┌──
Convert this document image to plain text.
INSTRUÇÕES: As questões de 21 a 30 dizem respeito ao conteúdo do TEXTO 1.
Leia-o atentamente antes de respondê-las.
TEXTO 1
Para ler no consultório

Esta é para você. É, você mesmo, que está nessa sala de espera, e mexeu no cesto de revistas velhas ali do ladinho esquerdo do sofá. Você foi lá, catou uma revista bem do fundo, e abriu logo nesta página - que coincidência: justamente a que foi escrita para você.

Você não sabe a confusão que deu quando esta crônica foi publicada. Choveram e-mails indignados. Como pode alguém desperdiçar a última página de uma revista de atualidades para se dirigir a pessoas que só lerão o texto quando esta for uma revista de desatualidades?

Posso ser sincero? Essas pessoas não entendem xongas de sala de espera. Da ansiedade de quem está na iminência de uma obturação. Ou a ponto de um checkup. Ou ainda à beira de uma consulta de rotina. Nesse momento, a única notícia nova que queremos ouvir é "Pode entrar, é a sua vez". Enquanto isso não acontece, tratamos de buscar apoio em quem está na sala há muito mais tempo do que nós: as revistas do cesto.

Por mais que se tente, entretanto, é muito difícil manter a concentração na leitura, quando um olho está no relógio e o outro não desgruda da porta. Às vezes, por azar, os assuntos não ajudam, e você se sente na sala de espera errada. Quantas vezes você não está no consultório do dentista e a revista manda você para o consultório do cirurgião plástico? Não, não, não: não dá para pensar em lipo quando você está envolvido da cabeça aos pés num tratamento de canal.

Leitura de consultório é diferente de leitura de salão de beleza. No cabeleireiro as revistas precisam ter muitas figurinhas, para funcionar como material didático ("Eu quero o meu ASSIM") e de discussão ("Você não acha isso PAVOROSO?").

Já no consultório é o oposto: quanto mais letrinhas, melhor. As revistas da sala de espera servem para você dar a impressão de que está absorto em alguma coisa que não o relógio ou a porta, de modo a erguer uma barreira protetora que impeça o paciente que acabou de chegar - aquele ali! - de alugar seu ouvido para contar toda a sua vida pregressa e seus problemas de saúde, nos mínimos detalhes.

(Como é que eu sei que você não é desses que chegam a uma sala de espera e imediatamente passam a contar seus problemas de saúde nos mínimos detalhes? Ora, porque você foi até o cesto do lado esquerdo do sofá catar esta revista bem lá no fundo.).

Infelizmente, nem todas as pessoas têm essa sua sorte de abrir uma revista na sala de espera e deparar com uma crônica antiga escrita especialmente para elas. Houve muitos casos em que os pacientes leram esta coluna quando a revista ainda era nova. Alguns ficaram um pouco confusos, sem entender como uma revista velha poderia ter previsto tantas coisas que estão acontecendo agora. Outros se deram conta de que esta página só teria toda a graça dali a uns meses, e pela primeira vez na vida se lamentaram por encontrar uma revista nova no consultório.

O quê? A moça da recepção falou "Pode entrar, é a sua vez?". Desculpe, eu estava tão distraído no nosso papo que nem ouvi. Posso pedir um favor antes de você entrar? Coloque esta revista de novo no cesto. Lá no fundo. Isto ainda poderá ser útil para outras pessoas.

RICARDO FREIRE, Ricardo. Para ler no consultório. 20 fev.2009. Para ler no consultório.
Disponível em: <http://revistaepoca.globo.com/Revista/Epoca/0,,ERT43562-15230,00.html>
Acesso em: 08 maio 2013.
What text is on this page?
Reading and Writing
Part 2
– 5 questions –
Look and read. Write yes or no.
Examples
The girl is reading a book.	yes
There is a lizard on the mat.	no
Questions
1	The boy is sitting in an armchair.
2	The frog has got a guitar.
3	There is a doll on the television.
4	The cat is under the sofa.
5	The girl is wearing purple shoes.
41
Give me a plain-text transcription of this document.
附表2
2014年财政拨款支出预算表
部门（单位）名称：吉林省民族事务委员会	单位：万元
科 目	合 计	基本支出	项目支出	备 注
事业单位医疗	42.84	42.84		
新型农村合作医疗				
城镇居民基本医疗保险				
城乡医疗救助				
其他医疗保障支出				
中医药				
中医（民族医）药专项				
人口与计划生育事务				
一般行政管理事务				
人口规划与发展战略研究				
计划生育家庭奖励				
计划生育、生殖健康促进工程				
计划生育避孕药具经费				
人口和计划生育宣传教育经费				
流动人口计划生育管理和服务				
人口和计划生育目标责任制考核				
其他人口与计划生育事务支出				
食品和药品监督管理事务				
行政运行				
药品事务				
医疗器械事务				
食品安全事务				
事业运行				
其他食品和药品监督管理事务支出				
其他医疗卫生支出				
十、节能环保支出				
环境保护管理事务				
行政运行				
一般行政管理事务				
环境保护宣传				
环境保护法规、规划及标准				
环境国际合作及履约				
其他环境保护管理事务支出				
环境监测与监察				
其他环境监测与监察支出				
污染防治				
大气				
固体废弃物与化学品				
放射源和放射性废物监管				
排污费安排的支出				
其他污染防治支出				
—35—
└──
[TASK BRIEF]: All of the entries above need to be reproduced exactly.

[RESULT OF THE TASK]:
Convert this document image to plain text.
INSTRUÇÕES: As questões de 21 a 30 dizem respeito ao conteúdo do TEXTO 1.
Leia-o atentamente antes de respondê-las.
TEXTO 1
Para ler no consultório

Esta é para você. É, você mesmo, que está nessa sala de espera, e mexeu no cesto de revistas velhas ali do ladinho esquerdo do sofá. Você foi lá, catou uma revista bem do fundo, e abriu logo nesta página - que coincidência: justamente a que foi escrita para você.

Você não sabe a confusão que deu quando esta crônica foi publicada. Choveram e-mails indignados. Como pode alguém desperdiçar a última página de uma revista de atualidades para se dirigir a pessoas que só lerão o texto quando esta for uma revista de desatualidades?

Posso ser sincero? Essas pessoas não entendem xongas de sala de espera. Da ansiedade de quem está na iminência de uma obturação. Ou a ponto de um checkup. Ou ainda à beira de uma consulta de rotina. Nesse momento, a única notícia nova que queremos ouvir é "Pode entrar, é a sua vez". Enquanto isso não acontece, tratamos de buscar apoio em quem está na sala há muito mais tempo do que nós: as revistas do cesto.

Por mais que se tente, entretanto, é muito difícil manter a concentração na leitura, quando um olho está no relógio e o outro não desgruda da porta. Às vezes, por azar, os assuntos não ajudam, e você se sente na sala de espera errada. Quantas vezes você não está no consultório do dentista e a revista manda você para o consultório do cirurgião plástico? Não, não, não: não dá para pensar em lipo quando você está envolvido da cabeça aos pés num tratamento de canal.

Leitura de consultório é diferente de leitura de salão de beleza. No cabeleireiro as revistas precisam ter muitas figurinhas, para funcionar como material didático ("Eu quero o meu ASSIM") e de discussão ("Você não acha isso PAVOROSO?").

Já no consultório é o oposto: quanto mais letrinhas, melhor. As revistas da sala de espera servem para você dar a impressão de que está absorto em alguma coisa que não o relógio ou a porta, de modo a erguer uma barreira protetora que impeça o paciente que acabou de chegar - aquele ali! - de alugar seu ouvido para contar toda a sua vida pregressa e seus problemas de saúde, nos mínimos detalhes.

(Como é que eu sei que você não é desses que chegam a uma sala de espera e imediatamente passam a contar seus problemas de saúde nos mínimos detalhes? Ora, porque você foi até o cesto do lado esquerdo do sofá catar esta revista bem lá no fundo.).

Infelizmente, nem todas as pessoas têm essa sua sorte de abrir uma revista na sala de espera e deparar com uma crônica antiga escrita especialmente para elas. Houve muitos casos em que os pacientes leram esta coluna quando a revista ainda era nova. Alguns ficaram um pouco confusos, sem entender como uma revista velha poderia ter previsto tantas coisas que estão acontecendo agora. Outros se deram conta de que esta página só teria toda a graça dali a uns meses, e pela primeira vez na vida se lamentaram por encontrar uma revista nova no consultório.

O quê? A moça da recepção falou "Pode entrar, é a sua vez?". Desculpe, eu estava tão distraído no nosso papo que nem ouvi. Posso pedir um favor antes de você entrar? Coloque esta revista de novo no cesto. Lá no fundo. Isto ainda poderá ser útil para outras pessoas.

RICARDO FREIRE, Ricardo. Para ler no consultório. 20 fev.2009. Para ler no consultório.
Disponível em: <http://revistaepoca.globo.com/Revista/Epoca/0,,ERT43562-15230,00.html>
Acesso em: 08 maio 2013.
What text is on this page?
Reading and Writing
Part 2
– 5 questions –
Look and read. Write yes or no.
Examples
The girl is reading a book.	yes
There is a lizard on the mat.	no
Questions
1	The boy is sitting in an armchair.
2	The frog has got a guitar.
3	There is a doll on the television.
4	The cat is under the sofa.
5	The girl is wearing purple shoes.
41
Give me a plain-text transcription of this document.
附表2
2014年财政拨款支出预算表
部门（单位）名称：吉林省民族事务委员会	单位：万元
科 目	合 计	基本支出	项目支出	备 注
事业单位医疗	42.84	42.84		
新型农村合作医疗				
城镇居民基本医疗保险				
城乡医疗救助				
其他医疗保障支出				
中医药				
中医（民族医）药专项				
人口与计划生育事务				
一般行政管理事务				
人口规划与发展战略研究				
计划生育家庭奖励				
计划生育、生殖健康促进工程				
计划生育避孕药具经费				
人口和计划生育宣传教育经费				
流动人口计划生育管理和服务				
人口和计划生育目标责任制考核				
其他人口与计划生育事务支出				
食品和药品监督管理事务				
行政运行				
药品事务				
医疗器械事务				
食品安全事务				
事业运行				
其他食品和药品监督管理事务支出				
其他医疗卫生支出				
十、节能环保支出				
环境保护管理事务				
行政运行				
一般行政管理事务				
环境保护宣传				
环境保护法规、规划及标准				
环境国际合作及履约				
其他环境保护管理事务支出				
环境监测与监察				
其他环境监测与监察支出				
污染防治				
大气				
固体废弃物与化学品				
放射源和放射性废物监管				
排污费安排的支出				
其他污染防治支出				
—35—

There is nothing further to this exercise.